What needs to be done - Write out the material exactly, leaving every picture behind.

==== Given records

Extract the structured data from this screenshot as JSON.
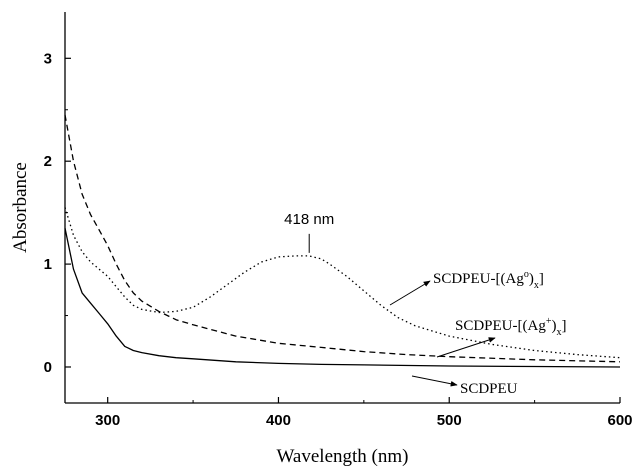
{
  "chart_data": {
    "type": "line",
    "title": "",
    "xlabel": "Wavelength (nm)",
    "ylabel": "Absorbance",
    "xlim": [
      275,
      600
    ],
    "ylim": [
      -0.35,
      3.45
    ],
    "xticks": [
      300,
      400,
      500,
      600
    ],
    "yticks": [
      0,
      1,
      2,
      3
    ],
    "grid": false,
    "legend": "none",
    "series": [
      {
        "name": "SCDPEU",
        "style": "solid",
        "x": [
          275,
          280,
          285,
          290,
          295,
          300,
          305,
          310,
          315,
          320,
          330,
          340,
          350,
          375,
          400,
          425,
          450,
          500,
          550,
          600
        ],
        "y": [
          1.35,
          0.95,
          0.72,
          0.62,
          0.52,
          0.42,
          0.3,
          0.2,
          0.16,
          0.14,
          0.11,
          0.09,
          0.08,
          0.05,
          0.035,
          0.025,
          0.02,
          0.01,
          0.005,
          0.0
        ]
      },
      {
        "name": "SCDPEU-[(Ag+)x]",
        "label_parts": [
          "SCDPEU-[(Ag",
          "+",
          ")",
          "x",
          "]"
        ],
        "style": "dashed",
        "x": [
          275,
          280,
          285,
          290,
          295,
          300,
          305,
          310,
          315,
          320,
          330,
          340,
          350,
          375,
          400,
          425,
          450,
          475,
          500,
          550,
          600
        ],
        "y": [
          2.45,
          2.0,
          1.68,
          1.48,
          1.33,
          1.18,
          1.0,
          0.84,
          0.72,
          0.64,
          0.54,
          0.46,
          0.41,
          0.3,
          0.23,
          0.19,
          0.15,
          0.12,
          0.1,
          0.07,
          0.05
        ]
      },
      {
        "name": "SCDPEU-[(Ago)x]",
        "label_parts": [
          "SCDPEU-[(Ag",
          "o",
          ")",
          "x",
          "]"
        ],
        "style": "dotted",
        "x": [
          275,
          280,
          285,
          290,
          295,
          300,
          305,
          310,
          315,
          320,
          330,
          340,
          350,
          360,
          370,
          380,
          390,
          400,
          410,
          418,
          425,
          430,
          440,
          450,
          460,
          470,
          480,
          500,
          525,
          550,
          575,
          600
        ],
        "y": [
          1.55,
          1.28,
          1.12,
          1.02,
          0.95,
          0.88,
          0.78,
          0.68,
          0.6,
          0.56,
          0.53,
          0.54,
          0.58,
          0.68,
          0.8,
          0.92,
          1.02,
          1.07,
          1.08,
          1.08,
          1.05,
          1.0,
          0.88,
          0.74,
          0.6,
          0.48,
          0.4,
          0.3,
          0.22,
          0.16,
          0.12,
          0.09
        ]
      }
    ],
    "annotations": [
      {
        "text": "418 nm",
        "x": 418,
        "y": 1.08
      }
    ]
  }
}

========

Solution to this problem -
Extract the structured data from this screenshot as JSON.
{
  "chart_data": {
    "type": "line",
    "title": "",
    "xlabel": "Wavelength (nm)",
    "ylabel": "Absorbance",
    "xlim": [
      275,
      600
    ],
    "ylim": [
      -0.35,
      3.45
    ],
    "xticks": [
      300,
      400,
      500,
      600
    ],
    "yticks": [
      0,
      1,
      2,
      3
    ],
    "grid": false,
    "legend": "none",
    "series": [
      {
        "name": "SCDPEU",
        "style": "solid",
        "x": [
          275,
          280,
          285,
          290,
          295,
          300,
          305,
          310,
          315,
          320,
          330,
          340,
          350,
          375,
          400,
          425,
          450,
          500,
          550,
          600
        ],
        "y": [
          1.35,
          0.95,
          0.72,
          0.62,
          0.52,
          0.42,
          0.3,
          0.2,
          0.16,
          0.14,
          0.11,
          0.09,
          0.08,
          0.05,
          0.035,
          0.025,
          0.02,
          0.01,
          0.005,
          0.0
        ]
      },
      {
        "name": "SCDPEU-[(Ag+)x]",
        "label_parts": [
          "SCDPEU-[(Ag",
          "+",
          ")",
          "x",
          "]"
        ],
        "style": "dashed",
        "x": [
          275,
          280,
          285,
          290,
          295,
          300,
          305,
          310,
          315,
          320,
          330,
          340,
          350,
          375,
          400,
          425,
          450,
          475,
          500,
          550,
          600
        ],
        "y": [
          2.45,
          2.0,
          1.68,
          1.48,
          1.33,
          1.18,
          1.0,
          0.84,
          0.72,
          0.64,
          0.54,
          0.46,
          0.41,
          0.3,
          0.23,
          0.19,
          0.15,
          0.12,
          0.1,
          0.07,
          0.05
        ]
      },
      {
        "name": "SCDPEU-[(Ago)x]",
        "label_parts": [
          "SCDPEU-[(Ag",
          "o",
          ")",
          "x",
          "]"
        ],
        "style": "dotted",
        "x": [
          275,
          280,
          285,
          290,
          295,
          300,
          305,
          310,
          315,
          320,
          330,
          340,
          350,
          360,
          370,
          380,
          390,
          400,
          410,
          418,
          425,
          430,
          440,
          450,
          460,
          470,
          480,
          500,
          525,
          550,
          575,
          600
        ],
        "y": [
          1.55,
          1.28,
          1.12,
          1.02,
          0.95,
          0.88,
          0.78,
          0.68,
          0.6,
          0.56,
          0.53,
          0.54,
          0.58,
          0.68,
          0.8,
          0.92,
          1.02,
          1.07,
          1.08,
          1.08,
          1.05,
          1.0,
          0.88,
          0.74,
          0.6,
          0.48,
          0.4,
          0.3,
          0.22,
          0.16,
          0.12,
          0.09
        ]
      }
    ],
    "annotations": [
      {
        "text": "418 nm",
        "x": 418,
        "y": 1.08
      }
    ]
  }
}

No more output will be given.